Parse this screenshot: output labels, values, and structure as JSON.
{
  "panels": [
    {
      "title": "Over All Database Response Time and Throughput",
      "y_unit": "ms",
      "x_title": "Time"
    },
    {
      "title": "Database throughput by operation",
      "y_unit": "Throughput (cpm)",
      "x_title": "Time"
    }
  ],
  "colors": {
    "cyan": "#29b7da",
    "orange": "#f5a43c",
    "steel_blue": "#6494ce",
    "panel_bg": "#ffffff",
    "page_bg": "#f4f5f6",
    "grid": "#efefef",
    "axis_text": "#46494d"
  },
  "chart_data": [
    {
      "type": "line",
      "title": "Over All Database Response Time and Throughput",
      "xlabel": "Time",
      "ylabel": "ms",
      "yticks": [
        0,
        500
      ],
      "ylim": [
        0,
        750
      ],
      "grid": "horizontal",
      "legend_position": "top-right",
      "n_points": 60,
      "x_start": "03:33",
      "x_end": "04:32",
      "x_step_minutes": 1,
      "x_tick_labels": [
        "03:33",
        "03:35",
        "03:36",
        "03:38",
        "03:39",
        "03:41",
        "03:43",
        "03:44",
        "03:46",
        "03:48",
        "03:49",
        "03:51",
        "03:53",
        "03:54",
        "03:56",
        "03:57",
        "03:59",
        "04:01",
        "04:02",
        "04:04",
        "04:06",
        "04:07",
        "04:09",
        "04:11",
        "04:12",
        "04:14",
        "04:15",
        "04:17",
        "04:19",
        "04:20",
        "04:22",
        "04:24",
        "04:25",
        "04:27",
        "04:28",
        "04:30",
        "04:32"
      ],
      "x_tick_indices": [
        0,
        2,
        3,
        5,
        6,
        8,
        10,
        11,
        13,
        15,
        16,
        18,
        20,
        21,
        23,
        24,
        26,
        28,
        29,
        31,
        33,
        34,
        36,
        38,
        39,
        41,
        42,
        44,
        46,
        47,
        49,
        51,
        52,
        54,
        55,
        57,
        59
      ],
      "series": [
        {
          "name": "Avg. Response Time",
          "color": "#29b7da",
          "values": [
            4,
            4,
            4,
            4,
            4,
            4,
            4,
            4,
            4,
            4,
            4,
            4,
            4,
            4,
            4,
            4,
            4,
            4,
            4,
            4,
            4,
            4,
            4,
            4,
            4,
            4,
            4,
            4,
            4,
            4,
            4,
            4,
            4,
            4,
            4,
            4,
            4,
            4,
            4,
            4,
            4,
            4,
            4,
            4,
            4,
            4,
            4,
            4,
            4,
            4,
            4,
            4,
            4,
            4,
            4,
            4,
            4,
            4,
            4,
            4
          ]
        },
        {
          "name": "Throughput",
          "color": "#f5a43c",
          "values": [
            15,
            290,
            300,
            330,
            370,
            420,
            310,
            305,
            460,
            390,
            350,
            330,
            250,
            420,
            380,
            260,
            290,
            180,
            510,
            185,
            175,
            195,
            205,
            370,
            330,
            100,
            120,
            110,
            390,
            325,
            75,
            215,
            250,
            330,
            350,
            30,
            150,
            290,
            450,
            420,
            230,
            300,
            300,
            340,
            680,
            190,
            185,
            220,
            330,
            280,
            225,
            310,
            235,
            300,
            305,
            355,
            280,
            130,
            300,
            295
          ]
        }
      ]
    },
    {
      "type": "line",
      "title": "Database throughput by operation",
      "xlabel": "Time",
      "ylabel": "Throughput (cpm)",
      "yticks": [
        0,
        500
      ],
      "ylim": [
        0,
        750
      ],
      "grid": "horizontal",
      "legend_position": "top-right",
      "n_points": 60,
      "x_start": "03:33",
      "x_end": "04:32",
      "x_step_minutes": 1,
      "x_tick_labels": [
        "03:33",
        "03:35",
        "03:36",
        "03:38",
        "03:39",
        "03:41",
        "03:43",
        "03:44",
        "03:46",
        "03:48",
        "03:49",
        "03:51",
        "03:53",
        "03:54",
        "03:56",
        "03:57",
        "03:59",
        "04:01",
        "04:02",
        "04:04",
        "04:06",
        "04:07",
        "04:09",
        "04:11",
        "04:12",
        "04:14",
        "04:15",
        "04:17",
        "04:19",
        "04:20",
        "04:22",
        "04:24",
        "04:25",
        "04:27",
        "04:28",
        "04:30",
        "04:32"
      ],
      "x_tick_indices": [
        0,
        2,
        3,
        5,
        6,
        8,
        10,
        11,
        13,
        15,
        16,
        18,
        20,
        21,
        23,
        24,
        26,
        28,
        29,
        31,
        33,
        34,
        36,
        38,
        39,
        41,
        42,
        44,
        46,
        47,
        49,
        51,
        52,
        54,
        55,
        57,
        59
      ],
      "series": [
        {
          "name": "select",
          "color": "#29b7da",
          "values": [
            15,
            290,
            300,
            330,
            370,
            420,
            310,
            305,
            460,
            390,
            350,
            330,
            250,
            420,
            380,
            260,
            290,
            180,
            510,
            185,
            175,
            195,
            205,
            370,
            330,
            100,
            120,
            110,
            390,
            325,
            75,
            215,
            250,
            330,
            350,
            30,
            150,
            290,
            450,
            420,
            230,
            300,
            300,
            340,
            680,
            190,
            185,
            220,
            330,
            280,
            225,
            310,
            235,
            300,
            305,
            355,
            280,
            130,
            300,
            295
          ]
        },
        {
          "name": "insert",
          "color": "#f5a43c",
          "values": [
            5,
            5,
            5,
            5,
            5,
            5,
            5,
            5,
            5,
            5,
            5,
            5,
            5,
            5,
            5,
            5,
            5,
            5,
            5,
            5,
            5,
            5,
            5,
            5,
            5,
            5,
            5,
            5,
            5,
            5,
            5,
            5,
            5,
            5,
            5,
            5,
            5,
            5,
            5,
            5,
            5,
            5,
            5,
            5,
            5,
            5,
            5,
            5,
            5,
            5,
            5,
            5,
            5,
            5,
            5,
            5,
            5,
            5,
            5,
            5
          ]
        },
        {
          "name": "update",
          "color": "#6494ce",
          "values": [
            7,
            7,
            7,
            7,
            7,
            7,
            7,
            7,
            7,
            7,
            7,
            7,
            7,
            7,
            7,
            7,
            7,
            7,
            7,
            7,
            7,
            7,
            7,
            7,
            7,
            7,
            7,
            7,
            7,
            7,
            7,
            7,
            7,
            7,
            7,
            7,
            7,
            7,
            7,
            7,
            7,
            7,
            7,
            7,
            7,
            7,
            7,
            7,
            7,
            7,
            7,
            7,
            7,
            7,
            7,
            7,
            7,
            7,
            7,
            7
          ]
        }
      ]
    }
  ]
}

Your task.
Reproduce the complete set of lines precisely as supplied.

Expected output.
Parse this screenshot: output labels, values, and structure as JSON.
{
  "panels": [
    {
      "title": "Over All Database Response Time and Throughput",
      "y_unit": "ms",
      "x_title": "Time"
    },
    {
      "title": "Database throughput by operation",
      "y_unit": "Throughput (cpm)",
      "x_title": "Time"
    }
  ],
  "colors": {
    "cyan": "#29b7da",
    "orange": "#f5a43c",
    "steel_blue": "#6494ce",
    "panel_bg": "#ffffff",
    "page_bg": "#f4f5f6",
    "grid": "#efefef",
    "axis_text": "#46494d"
  },
  "chart_data": [
    {
      "type": "line",
      "title": "Over All Database Response Time and Throughput",
      "xlabel": "Time",
      "ylabel": "ms",
      "yticks": [
        0,
        500
      ],
      "ylim": [
        0,
        750
      ],
      "grid": "horizontal",
      "legend_position": "top-right",
      "n_points": 60,
      "x_start": "03:33",
      "x_end": "04:32",
      "x_step_minutes": 1,
      "x_tick_labels": [
        "03:33",
        "03:35",
        "03:36",
        "03:38",
        "03:39",
        "03:41",
        "03:43",
        "03:44",
        "03:46",
        "03:48",
        "03:49",
        "03:51",
        "03:53",
        "03:54",
        "03:56",
        "03:57",
        "03:59",
        "04:01",
        "04:02",
        "04:04",
        "04:06",
        "04:07",
        "04:09",
        "04:11",
        "04:12",
        "04:14",
        "04:15",
        "04:17",
        "04:19",
        "04:20",
        "04:22",
        "04:24",
        "04:25",
        "04:27",
        "04:28",
        "04:30",
        "04:32"
      ],
      "x_tick_indices": [
        0,
        2,
        3,
        5,
        6,
        8,
        10,
        11,
        13,
        15,
        16,
        18,
        20,
        21,
        23,
        24,
        26,
        28,
        29,
        31,
        33,
        34,
        36,
        38,
        39,
        41,
        42,
        44,
        46,
        47,
        49,
        51,
        52,
        54,
        55,
        57,
        59
      ],
      "series": [
        {
          "name": "Avg. Response Time",
          "color": "#29b7da",
          "values": [
            4,
            4,
            4,
            4,
            4,
            4,
            4,
            4,
            4,
            4,
            4,
            4,
            4,
            4,
            4,
            4,
            4,
            4,
            4,
            4,
            4,
            4,
            4,
            4,
            4,
            4,
            4,
            4,
            4,
            4,
            4,
            4,
            4,
            4,
            4,
            4,
            4,
            4,
            4,
            4,
            4,
            4,
            4,
            4,
            4,
            4,
            4,
            4,
            4,
            4,
            4,
            4,
            4,
            4,
            4,
            4,
            4,
            4,
            4,
            4
          ]
        },
        {
          "name": "Throughput",
          "color": "#f5a43c",
          "values": [
            15,
            290,
            300,
            330,
            370,
            420,
            310,
            305,
            460,
            390,
            350,
            330,
            250,
            420,
            380,
            260,
            290,
            180,
            510,
            185,
            175,
            195,
            205,
            370,
            330,
            100,
            120,
            110,
            390,
            325,
            75,
            215,
            250,
            330,
            350,
            30,
            150,
            290,
            450,
            420,
            230,
            300,
            300,
            340,
            680,
            190,
            185,
            220,
            330,
            280,
            225,
            310,
            235,
            300,
            305,
            355,
            280,
            130,
            300,
            295
          ]
        }
      ]
    },
    {
      "type": "line",
      "title": "Database throughput by operation",
      "xlabel": "Time",
      "ylabel": "Throughput (cpm)",
      "yticks": [
        0,
        500
      ],
      "ylim": [
        0,
        750
      ],
      "grid": "horizontal",
      "legend_position": "top-right",
      "n_points": 60,
      "x_start": "03:33",
      "x_end": "04:32",
      "x_step_minutes": 1,
      "x_tick_labels": [
        "03:33",
        "03:35",
        "03:36",
        "03:38",
        "03:39",
        "03:41",
        "03:43",
        "03:44",
        "03:46",
        "03:48",
        "03:49",
        "03:51",
        "03:53",
        "03:54",
        "03:56",
        "03:57",
        "03:59",
        "04:01",
        "04:02",
        "04:04",
        "04:06",
        "04:07",
        "04:09",
        "04:11",
        "04:12",
        "04:14",
        "04:15",
        "04:17",
        "04:19",
        "04:20",
        "04:22",
        "04:24",
        "04:25",
        "04:27",
        "04:28",
        "04:30",
        "04:32"
      ],
      "x_tick_indices": [
        0,
        2,
        3,
        5,
        6,
        8,
        10,
        11,
        13,
        15,
        16,
        18,
        20,
        21,
        23,
        24,
        26,
        28,
        29,
        31,
        33,
        34,
        36,
        38,
        39,
        41,
        42,
        44,
        46,
        47,
        49,
        51,
        52,
        54,
        55,
        57,
        59
      ],
      "series": [
        {
          "name": "select",
          "color": "#29b7da",
          "values": [
            15,
            290,
            300,
            330,
            370,
            420,
            310,
            305,
            460,
            390,
            350,
            330,
            250,
            420,
            380,
            260,
            290,
            180,
            510,
            185,
            175,
            195,
            205,
            370,
            330,
            100,
            120,
            110,
            390,
            325,
            75,
            215,
            250,
            330,
            350,
            30,
            150,
            290,
            450,
            420,
            230,
            300,
            300,
            340,
            680,
            190,
            185,
            220,
            330,
            280,
            225,
            310,
            235,
            300,
            305,
            355,
            280,
            130,
            300,
            295
          ]
        },
        {
          "name": "insert",
          "color": "#f5a43c",
          "values": [
            5,
            5,
            5,
            5,
            5,
            5,
            5,
            5,
            5,
            5,
            5,
            5,
            5,
            5,
            5,
            5,
            5,
            5,
            5,
            5,
            5,
            5,
            5,
            5,
            5,
            5,
            5,
            5,
            5,
            5,
            5,
            5,
            5,
            5,
            5,
            5,
            5,
            5,
            5,
            5,
            5,
            5,
            5,
            5,
            5,
            5,
            5,
            5,
            5,
            5,
            5,
            5,
            5,
            5,
            5,
            5,
            5,
            5,
            5,
            5
          ]
        },
        {
          "name": "update",
          "color": "#6494ce",
          "values": [
            7,
            7,
            7,
            7,
            7,
            7,
            7,
            7,
            7,
            7,
            7,
            7,
            7,
            7,
            7,
            7,
            7,
            7,
            7,
            7,
            7,
            7,
            7,
            7,
            7,
            7,
            7,
            7,
            7,
            7,
            7,
            7,
            7,
            7,
            7,
            7,
            7,
            7,
            7,
            7,
            7,
            7,
            7,
            7,
            7,
            7,
            7,
            7,
            7,
            7,
            7,
            7,
            7,
            7,
            7,
            7,
            7,
            7,
            7,
            7
          ]
        }
      ]
    }
  ]
}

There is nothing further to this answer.